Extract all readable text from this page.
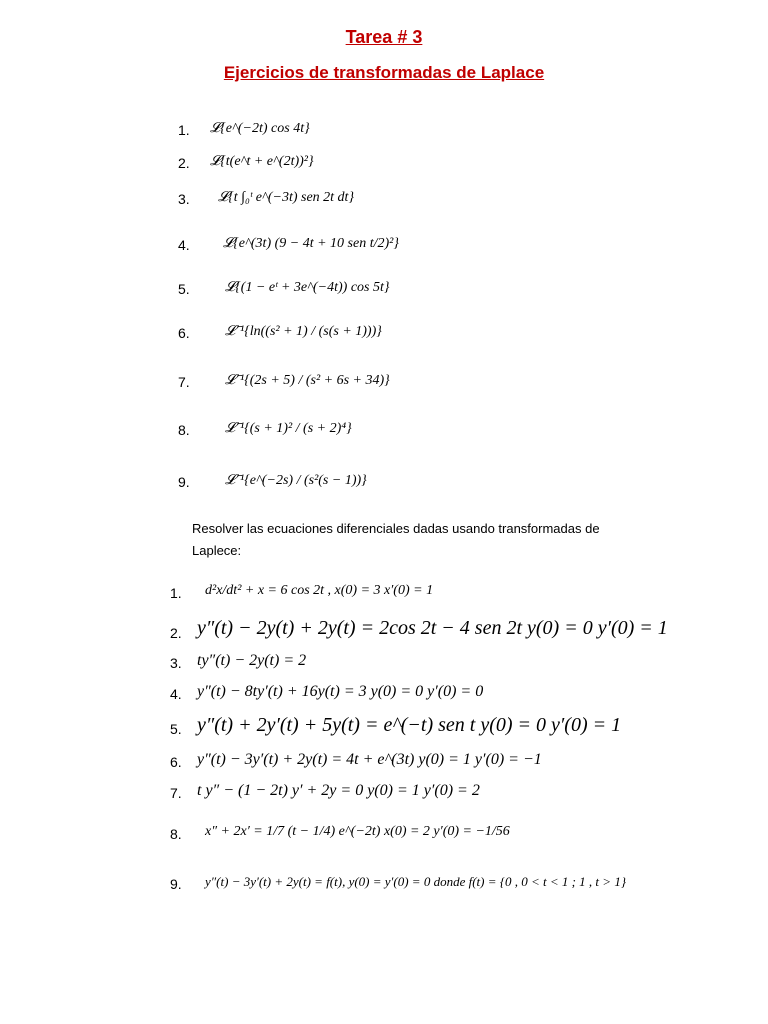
Tarea # 3
Ejercicios de transformadas de Laplace
1. 𝓛{e^(−2t) cos 4t}
2. 𝓛{t(e^t + e^(2t))²}
3. 𝓛{t ∫₀ᵗ e^(−3t) sen 2t dt}
4. 𝓛{e^(3t) (9 − 4t + 10 sen t/2)²}
5.	𝓛{(1 − eᵗ + 3e^(−4t)) cos 5t}
6.	𝓛⁻¹{ln((s² + 1) / (s(s + 1)))}
7.	𝓛⁻¹{(2s + 5) / (s² + 6s + 34)}
8.	𝓛⁻¹{(s + 1)² / (s + 2)⁴}
9.	𝓛⁻¹{e^(−2s) / (s²(s − 1))}
Resolver las ecuaciones diferenciales dadas usando transformadas de Laplece:
1. d²x/dt² + x = 6 cos 2t , x(0) = 3 x′(0) = 1
2. y″(t) − 2y(t) + 2y(t) = 2cos 2t − 4 sen 2t y(0) = 0 y′(0) = 1
3. ty″(t) − 2y(t) = 2
4. y″(t) − 8ty′(t) + 16y(t) = 3 y(0) = 0 y′(0) = 0
5. y″(t) + 2y′(t) + 5y(t) = e^(−t) sen t y(0) = 0 y′(0) = 1
6. y″(t) − 3y′(t) + 2y(t) = 4t + e^(3t) y(0) = 1 y′(0) = −1
7. t y″ − (1 − 2t) y′ + 2y = 0 y(0) = 1 y′(0) = 2
8. x″ + 2x′ = 1/7 (t − 1/4) e^(−2t) x(0) = 2 y′(0) = −1/56
9. y″(t) − 3y′(t) + 2y(t) = f(t), y(0) = y′(0) = 0 donde f(t) = {0 , 0 < t < 1 ; 1 , t > 1}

The exercise: All of the lines above should be printed exactly, minus the pictures.

Task answer:
Extract all readable text from this page.
Tarea # 3
Ejercicios de transformadas de Laplace
1. 𝓛{e^(−2t) cos 4t}
2. 𝓛{t(e^t + e^(2t))²}
3. 𝓛{t ∫₀ᵗ e^(−3t) sen 2t dt}
4. 𝓛{e^(3t) (9 − 4t + 10 sen t/2)²}
5.	𝓛{(1 − eᵗ + 3e^(−4t)) cos 5t}
6.	𝓛⁻¹{ln((s² + 1) / (s(s + 1)))}
7.	𝓛⁻¹{(2s + 5) / (s² + 6s + 34)}
8.	𝓛⁻¹{(s + 1)² / (s + 2)⁴}
9.	𝓛⁻¹{e^(−2s) / (s²(s − 1))}
Resolver las ecuaciones diferenciales dadas usando transformadas de Laplece:
1. d²x/dt² + x = 6 cos 2t , x(0) = 3 x′(0) = 1
2. y″(t) − 2y(t) + 2y(t) = 2cos 2t − 4 sen 2t y(0) = 0 y′(0) = 1
3. ty″(t) − 2y(t) = 2
4. y″(t) − 8ty′(t) + 16y(t) = 3 y(0) = 0 y′(0) = 0
5. y″(t) + 2y′(t) + 5y(t) = e^(−t) sen t y(0) = 0 y′(0) = 1
6. y″(t) − 3y′(t) + 2y(t) = 4t + e^(3t) y(0) = 1 y′(0) = −1
7. t y″ − (1 − 2t) y′ + 2y = 0 y(0) = 1 y′(0) = 2
8. x″ + 2x′ = 1/7 (t − 1/4) e^(−2t) x(0) = 2 y′(0) = −1/56
9. y″(t) − 3y′(t) + 2y(t) = f(t), y(0) = y′(0) = 0 donde f(t) = {0 , 0 < t < 1 ; 1 , t > 1}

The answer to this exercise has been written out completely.